━━━━━ RECORDS FOR THIS EXERCISE

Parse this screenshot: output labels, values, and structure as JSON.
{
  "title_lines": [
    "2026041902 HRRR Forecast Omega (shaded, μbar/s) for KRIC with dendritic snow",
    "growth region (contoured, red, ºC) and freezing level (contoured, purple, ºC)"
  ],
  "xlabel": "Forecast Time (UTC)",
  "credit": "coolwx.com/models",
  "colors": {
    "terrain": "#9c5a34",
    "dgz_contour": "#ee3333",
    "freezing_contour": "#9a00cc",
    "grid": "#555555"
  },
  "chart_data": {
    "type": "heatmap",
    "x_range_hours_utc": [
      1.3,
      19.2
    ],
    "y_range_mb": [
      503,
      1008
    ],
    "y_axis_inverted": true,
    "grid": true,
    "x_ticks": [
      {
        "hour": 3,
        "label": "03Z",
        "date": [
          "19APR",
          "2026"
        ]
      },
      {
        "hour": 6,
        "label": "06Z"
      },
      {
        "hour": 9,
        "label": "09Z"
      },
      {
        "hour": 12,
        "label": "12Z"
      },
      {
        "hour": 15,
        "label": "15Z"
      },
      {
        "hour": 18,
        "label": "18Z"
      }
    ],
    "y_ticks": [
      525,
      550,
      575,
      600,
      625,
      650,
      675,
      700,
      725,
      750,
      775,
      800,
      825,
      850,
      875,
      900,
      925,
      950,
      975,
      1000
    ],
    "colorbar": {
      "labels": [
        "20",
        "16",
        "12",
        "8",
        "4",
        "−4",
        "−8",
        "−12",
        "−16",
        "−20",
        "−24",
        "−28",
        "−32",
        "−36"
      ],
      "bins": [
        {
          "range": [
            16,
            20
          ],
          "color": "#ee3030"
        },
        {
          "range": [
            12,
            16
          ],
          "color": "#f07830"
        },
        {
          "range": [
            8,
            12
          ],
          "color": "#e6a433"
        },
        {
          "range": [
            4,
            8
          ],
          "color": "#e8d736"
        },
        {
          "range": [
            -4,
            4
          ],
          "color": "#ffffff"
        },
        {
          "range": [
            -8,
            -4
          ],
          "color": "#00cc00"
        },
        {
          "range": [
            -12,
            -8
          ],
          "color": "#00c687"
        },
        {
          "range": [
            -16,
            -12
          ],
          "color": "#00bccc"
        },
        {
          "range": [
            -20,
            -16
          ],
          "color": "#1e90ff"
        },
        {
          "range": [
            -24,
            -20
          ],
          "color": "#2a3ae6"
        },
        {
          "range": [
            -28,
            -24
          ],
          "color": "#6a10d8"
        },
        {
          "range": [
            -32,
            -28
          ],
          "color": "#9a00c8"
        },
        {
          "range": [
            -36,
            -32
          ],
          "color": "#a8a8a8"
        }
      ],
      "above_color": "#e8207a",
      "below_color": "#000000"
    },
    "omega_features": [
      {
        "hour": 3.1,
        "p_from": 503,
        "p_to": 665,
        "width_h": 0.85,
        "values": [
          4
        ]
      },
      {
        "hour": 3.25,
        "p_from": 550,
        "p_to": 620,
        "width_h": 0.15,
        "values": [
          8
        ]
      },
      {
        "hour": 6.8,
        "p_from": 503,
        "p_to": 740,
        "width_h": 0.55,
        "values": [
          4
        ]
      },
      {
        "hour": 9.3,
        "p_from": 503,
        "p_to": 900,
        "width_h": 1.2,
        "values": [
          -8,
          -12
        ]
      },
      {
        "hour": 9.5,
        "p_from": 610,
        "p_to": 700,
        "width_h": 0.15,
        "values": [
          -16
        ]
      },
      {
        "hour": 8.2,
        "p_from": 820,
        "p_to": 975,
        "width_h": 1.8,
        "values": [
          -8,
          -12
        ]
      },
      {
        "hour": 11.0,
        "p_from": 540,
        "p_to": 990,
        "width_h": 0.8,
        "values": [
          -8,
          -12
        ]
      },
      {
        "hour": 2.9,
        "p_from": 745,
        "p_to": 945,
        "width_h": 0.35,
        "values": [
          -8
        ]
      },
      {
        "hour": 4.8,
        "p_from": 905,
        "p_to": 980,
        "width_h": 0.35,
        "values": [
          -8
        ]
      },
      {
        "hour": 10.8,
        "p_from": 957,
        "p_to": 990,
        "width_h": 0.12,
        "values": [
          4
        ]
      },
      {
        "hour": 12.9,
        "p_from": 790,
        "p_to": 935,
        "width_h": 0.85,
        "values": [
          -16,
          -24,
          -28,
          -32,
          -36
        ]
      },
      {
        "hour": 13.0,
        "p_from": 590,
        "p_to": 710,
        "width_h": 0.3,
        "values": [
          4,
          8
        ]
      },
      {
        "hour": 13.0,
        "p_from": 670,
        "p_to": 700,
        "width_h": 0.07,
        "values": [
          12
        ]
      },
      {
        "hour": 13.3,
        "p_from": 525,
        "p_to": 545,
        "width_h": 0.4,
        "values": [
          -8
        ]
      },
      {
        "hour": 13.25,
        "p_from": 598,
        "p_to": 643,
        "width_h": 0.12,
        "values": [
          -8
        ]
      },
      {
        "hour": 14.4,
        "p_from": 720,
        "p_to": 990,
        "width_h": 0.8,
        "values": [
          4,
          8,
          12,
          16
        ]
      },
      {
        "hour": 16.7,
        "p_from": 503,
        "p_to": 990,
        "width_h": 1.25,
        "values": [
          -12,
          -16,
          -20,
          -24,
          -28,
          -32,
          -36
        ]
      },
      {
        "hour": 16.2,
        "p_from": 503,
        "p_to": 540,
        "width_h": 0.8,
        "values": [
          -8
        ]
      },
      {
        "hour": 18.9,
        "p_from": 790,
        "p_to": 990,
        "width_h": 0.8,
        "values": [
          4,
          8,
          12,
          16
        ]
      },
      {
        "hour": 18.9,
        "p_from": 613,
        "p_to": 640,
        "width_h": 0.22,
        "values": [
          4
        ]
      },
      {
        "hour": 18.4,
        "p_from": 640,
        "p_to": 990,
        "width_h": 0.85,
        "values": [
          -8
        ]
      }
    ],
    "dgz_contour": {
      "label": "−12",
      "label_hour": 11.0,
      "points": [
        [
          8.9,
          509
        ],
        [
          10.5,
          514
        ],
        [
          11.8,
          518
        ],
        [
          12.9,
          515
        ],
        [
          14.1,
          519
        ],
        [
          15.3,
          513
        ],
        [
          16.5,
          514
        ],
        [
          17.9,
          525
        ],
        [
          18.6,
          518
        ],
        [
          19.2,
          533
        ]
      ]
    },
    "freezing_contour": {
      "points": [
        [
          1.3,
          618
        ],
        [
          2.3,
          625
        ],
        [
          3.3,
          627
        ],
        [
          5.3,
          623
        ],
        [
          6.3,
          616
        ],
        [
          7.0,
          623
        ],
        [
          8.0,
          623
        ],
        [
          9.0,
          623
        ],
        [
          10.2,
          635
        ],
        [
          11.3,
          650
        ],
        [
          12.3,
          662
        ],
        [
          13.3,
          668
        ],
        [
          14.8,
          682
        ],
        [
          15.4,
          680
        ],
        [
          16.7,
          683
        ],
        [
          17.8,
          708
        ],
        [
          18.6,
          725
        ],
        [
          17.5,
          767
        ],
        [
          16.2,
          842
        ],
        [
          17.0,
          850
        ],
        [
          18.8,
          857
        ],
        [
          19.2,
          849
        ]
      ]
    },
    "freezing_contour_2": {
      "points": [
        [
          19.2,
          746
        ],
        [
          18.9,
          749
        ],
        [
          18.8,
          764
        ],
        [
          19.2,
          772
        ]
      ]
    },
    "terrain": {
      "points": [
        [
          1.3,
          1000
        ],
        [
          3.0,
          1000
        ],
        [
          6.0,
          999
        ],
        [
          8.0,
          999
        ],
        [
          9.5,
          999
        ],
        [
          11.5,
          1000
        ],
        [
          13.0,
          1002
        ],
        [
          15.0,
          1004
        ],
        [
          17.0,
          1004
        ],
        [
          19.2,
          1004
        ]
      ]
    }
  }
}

━━━━━━━━━━

EXERCISE DESCRIPTION: Pull out all lines from the listing that contain the string "Forecast".

WORKED SOLUTION:
    "2026041902 HRRR Forecast Omega (shaded, μbar/s) for KRIC with dendritic snow",
  "xlabel": "Forecast Time (UTC)",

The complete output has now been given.